§ Exercise
Only the number is wanted: count the lines that contain "Columbia".

Stored data entries

--- begin ---

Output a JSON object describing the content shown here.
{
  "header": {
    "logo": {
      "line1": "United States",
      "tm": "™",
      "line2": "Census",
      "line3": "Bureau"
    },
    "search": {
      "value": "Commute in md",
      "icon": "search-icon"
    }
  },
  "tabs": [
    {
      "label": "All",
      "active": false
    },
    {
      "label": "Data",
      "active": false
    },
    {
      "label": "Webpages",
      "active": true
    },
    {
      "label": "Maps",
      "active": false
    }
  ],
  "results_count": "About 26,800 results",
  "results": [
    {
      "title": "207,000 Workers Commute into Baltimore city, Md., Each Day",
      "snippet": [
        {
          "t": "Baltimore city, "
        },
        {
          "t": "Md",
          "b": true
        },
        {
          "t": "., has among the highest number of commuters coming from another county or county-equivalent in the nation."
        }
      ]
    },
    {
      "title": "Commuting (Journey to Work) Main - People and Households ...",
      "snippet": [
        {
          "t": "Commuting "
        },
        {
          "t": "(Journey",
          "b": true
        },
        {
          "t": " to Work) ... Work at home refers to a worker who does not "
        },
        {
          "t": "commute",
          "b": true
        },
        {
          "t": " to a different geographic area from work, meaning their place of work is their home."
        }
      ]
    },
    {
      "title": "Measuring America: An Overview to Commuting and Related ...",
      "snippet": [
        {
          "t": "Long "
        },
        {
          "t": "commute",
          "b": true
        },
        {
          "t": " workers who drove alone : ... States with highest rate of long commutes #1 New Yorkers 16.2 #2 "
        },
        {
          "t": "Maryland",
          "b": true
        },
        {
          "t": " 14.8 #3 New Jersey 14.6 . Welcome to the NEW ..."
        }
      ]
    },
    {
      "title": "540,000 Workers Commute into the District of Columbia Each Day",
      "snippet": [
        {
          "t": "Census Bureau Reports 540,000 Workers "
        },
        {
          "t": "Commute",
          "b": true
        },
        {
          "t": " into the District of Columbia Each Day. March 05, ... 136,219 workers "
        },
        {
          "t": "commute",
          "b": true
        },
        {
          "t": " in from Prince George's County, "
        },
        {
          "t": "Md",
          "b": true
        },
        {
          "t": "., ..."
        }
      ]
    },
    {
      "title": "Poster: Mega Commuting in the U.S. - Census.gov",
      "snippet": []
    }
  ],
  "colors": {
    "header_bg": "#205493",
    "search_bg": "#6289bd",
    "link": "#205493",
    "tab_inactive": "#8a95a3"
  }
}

--- end ---

§ Solution
2